• **Problems to solve**:
#1 Decide whether each statement below agrees with the email about connecting to apps. Answer yes or no for (a), (b) and (c), and quote the deciding words of the email.
(a) The term 'public functionality' is used in the email in place of 'service'.
(b) The method in the TerminalApp protocol returns a BOOL.
(c) The email says such functionality has only a few usages.
#2 Reproduce the email about connecting to apps from "Idea is simple: Advertisement" up to and including "you mean :-)", without any changes.

• **Exercise text**:

From: Richard Frith-Macdonald
Subject: Re: Proper way of connecting to apps
Date: Sun, 22 Jun 2003 14:49:51 +0100

On Sunday, June 22, 2003, at 01:37  pm, Stefan Urbanek wrote:

As Alexander Malmberg has said in previous email, the use of term 'service' was not very lucky and was causing confucions. Maybe another term should be used. Anyway, I'll use 'public functionality' in this email just for the purpose of not confucing it with services.

Idea is simple: Advertisement and usage of 'public functionality' of an 'application object'. In other words, applications advertise methods that users can use from other applications by connecting (in some official way) and sending messages to the application object. This is also the reason why i was talking abou interface for 'custom application listener' where one can replace default listener with its own.

Like many times mentioned Terminal, here is the example ... :-)
@protocol TerminalApp
-(BOOL) terminalRunProgram: (NSString *)path
        withArguments: (NSArray *)args
        inDirectory: (NSString *)directory
        properties: (NSDictionary *)properties;

There are *many* usages for such functionality.

Ok ... let's see if I can clarify what I think you mean :-)

(Stored data)
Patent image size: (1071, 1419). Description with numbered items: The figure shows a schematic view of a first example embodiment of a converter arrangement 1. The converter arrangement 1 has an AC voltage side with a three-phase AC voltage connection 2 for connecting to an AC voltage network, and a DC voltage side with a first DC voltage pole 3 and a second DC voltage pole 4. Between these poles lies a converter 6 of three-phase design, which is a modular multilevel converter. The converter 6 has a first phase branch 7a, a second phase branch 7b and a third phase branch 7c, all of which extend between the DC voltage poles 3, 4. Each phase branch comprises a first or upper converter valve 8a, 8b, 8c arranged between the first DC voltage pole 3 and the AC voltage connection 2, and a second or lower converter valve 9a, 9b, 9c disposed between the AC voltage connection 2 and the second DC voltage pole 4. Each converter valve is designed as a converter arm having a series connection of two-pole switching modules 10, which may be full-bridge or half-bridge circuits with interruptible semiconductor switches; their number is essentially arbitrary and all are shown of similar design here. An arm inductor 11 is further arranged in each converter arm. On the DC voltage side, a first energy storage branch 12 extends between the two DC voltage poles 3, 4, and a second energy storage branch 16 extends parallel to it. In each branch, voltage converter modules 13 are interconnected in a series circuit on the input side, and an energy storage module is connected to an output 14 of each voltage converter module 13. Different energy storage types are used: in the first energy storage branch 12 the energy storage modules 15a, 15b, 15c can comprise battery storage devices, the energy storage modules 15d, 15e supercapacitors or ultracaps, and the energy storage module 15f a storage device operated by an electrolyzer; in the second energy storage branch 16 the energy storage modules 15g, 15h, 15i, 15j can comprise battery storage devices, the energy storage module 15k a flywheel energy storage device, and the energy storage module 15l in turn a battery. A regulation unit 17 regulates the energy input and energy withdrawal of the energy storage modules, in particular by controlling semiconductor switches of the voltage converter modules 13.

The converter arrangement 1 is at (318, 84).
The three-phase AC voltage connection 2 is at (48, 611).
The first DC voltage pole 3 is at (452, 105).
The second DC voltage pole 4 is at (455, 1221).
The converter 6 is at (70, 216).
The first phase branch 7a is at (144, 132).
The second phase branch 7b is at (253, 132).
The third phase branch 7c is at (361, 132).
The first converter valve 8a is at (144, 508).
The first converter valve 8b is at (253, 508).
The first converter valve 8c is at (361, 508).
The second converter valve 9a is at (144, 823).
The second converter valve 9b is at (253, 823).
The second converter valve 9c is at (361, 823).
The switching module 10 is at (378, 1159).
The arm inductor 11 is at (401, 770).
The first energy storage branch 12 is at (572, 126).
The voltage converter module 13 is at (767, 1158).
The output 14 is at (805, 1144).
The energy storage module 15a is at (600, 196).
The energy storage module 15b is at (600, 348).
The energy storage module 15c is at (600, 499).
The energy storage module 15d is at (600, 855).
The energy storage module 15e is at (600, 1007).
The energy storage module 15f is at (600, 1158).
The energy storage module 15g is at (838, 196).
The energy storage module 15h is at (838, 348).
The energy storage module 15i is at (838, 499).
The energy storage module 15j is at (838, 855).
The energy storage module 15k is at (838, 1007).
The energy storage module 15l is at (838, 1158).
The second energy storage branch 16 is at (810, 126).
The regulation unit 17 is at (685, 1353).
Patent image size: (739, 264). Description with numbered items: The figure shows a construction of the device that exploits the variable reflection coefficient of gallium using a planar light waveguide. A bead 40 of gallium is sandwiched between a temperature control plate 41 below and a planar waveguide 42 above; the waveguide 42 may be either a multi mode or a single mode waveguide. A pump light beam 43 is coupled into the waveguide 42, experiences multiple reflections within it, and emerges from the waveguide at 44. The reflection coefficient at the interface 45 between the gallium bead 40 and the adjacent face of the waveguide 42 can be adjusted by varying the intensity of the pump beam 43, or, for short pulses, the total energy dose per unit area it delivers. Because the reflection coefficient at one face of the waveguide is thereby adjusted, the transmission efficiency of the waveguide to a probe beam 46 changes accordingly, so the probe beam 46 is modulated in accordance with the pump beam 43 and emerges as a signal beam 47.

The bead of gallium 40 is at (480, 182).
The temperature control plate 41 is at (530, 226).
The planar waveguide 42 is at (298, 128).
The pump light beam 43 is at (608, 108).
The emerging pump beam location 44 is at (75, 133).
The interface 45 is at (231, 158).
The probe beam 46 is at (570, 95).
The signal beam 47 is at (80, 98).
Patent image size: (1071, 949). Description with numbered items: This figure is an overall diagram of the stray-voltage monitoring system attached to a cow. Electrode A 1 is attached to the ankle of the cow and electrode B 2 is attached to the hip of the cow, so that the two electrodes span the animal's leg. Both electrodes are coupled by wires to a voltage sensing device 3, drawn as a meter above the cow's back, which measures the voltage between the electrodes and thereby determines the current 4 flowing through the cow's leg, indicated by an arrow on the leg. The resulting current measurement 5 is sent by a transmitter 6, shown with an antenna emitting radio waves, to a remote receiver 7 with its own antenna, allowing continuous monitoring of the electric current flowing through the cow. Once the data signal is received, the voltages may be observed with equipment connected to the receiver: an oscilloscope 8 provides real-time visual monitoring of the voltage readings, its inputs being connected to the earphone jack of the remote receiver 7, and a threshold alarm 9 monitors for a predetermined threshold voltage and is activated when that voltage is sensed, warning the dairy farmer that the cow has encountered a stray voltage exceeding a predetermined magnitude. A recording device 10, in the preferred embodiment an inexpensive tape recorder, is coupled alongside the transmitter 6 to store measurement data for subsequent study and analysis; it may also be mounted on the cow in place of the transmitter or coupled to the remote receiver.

• **Set of answers**:
#1
(a) Yes: "I'll use 'public functionality' in this email"
(b) Yes: "-(BOOL) terminalRunProgram: (NSString *)path"
(c) No: "There are *many* usages for such functionality."

#2
Idea is simple: Advertisement and usage of 'public functionality' of an 'application object'. In other words, applications advertise methods that users can use from other applications by connecting (in some official way) and sending messages to the application object. This is also the reason why i was talking abou interface for 'custom application listener' where one can replace default listener with its own.

Like many times mentioned Terminal, here is the example ... :-)
@protocol TerminalApp
-(BOOL) terminalRunProgram: (NSString *)path
        withArguments: (NSArray *)args
        inDirectory: (NSString *)directory
        properties: (NSDictionary *)properties;

There are *many* usages for such functionality.

Ok ... let's see if I can clarify what I think you mean :-)